◆ **Task prompt**: Count lines holding the string "scalebar" in the data that follows. Reply with one number only.

++++ Data excerpts ++++

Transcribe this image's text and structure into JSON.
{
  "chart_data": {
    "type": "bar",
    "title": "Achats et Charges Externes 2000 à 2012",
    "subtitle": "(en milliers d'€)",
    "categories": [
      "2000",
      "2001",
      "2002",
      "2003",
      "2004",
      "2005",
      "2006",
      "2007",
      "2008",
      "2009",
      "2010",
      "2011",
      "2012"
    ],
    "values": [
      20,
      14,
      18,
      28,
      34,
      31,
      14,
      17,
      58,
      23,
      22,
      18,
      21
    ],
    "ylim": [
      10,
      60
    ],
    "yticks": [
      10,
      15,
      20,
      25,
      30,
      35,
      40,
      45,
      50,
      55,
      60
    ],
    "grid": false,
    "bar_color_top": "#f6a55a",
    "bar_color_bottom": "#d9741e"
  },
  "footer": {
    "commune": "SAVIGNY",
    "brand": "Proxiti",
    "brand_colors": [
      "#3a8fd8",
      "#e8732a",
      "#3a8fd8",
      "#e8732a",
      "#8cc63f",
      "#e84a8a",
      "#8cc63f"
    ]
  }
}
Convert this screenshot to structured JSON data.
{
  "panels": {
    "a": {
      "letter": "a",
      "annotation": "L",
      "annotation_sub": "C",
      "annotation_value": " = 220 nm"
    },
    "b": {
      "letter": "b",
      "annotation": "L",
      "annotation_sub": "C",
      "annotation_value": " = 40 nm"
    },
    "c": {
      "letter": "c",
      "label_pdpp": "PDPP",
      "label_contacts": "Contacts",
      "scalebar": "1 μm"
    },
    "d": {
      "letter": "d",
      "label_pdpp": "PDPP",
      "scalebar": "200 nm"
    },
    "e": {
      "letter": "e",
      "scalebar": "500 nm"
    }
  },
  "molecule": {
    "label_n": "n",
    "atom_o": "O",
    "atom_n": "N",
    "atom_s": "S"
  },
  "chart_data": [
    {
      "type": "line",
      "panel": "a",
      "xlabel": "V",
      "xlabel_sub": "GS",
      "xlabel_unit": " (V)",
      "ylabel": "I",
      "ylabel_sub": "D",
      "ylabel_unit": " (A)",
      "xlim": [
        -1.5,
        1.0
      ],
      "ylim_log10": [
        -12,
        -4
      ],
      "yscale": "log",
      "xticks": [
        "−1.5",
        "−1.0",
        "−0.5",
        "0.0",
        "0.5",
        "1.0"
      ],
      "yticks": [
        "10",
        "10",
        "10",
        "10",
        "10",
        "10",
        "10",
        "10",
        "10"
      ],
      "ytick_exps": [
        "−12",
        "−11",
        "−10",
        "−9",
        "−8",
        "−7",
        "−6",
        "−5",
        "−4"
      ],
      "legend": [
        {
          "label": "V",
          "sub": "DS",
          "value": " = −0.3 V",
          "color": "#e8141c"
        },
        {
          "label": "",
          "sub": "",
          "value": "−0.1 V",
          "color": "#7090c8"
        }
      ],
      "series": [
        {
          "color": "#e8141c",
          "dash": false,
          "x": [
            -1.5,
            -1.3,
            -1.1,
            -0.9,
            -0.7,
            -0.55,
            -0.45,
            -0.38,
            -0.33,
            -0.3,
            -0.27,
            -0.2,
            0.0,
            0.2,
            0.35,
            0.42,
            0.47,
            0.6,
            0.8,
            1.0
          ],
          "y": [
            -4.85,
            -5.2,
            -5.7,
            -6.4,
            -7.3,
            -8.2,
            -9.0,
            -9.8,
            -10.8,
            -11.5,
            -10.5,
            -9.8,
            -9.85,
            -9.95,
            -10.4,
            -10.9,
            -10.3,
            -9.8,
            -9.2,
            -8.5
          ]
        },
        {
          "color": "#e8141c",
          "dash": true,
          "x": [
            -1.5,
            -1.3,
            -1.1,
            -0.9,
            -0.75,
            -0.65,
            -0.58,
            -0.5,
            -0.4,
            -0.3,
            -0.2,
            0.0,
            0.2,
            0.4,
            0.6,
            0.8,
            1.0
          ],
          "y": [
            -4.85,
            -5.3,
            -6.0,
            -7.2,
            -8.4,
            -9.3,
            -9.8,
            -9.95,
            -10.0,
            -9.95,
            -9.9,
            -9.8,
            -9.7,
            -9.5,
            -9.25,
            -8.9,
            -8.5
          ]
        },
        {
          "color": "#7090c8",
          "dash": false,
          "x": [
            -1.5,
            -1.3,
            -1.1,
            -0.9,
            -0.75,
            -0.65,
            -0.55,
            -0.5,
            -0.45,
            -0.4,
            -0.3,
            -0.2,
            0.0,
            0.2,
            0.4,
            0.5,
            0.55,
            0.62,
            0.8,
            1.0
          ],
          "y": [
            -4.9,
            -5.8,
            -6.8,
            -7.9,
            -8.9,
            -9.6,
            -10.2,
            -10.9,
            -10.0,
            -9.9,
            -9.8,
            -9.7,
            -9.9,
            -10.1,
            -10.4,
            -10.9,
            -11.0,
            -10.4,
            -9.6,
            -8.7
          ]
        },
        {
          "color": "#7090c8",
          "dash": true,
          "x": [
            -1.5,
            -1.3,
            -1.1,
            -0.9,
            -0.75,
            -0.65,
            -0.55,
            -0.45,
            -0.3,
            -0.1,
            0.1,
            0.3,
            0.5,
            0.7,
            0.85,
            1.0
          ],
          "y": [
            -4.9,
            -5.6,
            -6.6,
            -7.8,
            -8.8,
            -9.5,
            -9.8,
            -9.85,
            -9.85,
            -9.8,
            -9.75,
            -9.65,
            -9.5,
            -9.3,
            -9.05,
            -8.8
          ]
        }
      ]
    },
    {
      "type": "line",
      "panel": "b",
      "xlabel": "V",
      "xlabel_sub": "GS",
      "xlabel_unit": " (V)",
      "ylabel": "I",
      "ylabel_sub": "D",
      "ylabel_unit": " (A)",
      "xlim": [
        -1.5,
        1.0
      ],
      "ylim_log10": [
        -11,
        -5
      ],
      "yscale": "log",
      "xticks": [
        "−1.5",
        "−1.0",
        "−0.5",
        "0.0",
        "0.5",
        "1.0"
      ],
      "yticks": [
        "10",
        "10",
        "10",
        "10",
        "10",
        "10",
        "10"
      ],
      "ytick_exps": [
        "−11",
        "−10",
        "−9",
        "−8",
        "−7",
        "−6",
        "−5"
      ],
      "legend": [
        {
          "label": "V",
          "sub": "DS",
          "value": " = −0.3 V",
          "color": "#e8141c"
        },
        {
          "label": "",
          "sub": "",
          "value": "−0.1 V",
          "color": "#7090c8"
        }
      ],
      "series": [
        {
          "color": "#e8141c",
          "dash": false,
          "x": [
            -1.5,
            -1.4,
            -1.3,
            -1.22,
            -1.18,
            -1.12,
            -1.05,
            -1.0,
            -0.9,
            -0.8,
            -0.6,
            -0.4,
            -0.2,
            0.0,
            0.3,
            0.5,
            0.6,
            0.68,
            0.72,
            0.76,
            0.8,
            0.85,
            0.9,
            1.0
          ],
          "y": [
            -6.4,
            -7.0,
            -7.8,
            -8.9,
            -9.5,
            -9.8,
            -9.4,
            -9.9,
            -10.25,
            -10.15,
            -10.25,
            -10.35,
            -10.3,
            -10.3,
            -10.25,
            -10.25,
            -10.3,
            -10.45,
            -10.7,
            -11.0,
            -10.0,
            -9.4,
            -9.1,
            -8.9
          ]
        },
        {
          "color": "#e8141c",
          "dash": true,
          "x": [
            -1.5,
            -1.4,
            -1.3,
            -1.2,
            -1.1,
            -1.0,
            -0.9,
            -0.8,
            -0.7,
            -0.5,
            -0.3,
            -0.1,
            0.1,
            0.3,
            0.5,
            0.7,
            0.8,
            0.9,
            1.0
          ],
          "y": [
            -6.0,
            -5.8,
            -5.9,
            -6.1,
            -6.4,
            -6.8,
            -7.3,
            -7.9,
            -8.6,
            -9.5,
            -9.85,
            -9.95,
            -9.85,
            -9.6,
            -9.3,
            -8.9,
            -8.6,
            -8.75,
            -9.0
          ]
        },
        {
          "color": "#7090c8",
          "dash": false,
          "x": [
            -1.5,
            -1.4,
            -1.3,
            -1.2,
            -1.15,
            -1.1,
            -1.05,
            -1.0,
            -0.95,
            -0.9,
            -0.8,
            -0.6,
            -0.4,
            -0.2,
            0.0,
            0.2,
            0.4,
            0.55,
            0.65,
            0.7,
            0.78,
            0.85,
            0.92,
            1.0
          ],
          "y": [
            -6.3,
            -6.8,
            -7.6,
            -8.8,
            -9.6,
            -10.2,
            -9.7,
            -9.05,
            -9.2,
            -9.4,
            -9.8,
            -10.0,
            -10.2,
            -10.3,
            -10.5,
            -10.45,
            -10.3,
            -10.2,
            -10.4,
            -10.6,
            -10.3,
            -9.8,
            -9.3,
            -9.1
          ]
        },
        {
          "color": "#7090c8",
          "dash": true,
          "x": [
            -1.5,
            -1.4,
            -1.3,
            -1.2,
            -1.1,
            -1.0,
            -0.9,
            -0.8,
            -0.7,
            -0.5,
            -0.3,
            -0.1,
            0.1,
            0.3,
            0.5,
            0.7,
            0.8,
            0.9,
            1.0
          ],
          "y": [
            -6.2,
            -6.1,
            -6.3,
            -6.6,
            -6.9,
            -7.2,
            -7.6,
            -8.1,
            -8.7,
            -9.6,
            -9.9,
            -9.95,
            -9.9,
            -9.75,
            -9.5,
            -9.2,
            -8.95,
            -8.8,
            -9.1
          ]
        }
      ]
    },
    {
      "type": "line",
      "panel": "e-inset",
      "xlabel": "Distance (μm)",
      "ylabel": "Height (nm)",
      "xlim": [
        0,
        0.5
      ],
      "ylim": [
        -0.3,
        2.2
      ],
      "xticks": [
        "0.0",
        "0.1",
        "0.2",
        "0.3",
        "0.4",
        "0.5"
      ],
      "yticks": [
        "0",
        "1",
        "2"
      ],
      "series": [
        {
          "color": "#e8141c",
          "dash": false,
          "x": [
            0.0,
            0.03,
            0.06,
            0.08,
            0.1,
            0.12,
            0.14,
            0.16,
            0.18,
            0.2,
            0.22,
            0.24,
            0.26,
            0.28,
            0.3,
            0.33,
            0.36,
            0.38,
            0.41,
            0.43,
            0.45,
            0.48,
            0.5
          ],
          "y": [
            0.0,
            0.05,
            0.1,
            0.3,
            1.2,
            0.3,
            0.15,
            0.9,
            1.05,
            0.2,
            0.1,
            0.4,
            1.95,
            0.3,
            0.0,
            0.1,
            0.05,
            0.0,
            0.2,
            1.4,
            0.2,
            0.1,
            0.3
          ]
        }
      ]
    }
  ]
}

++++

◆ **Problem solution**: 3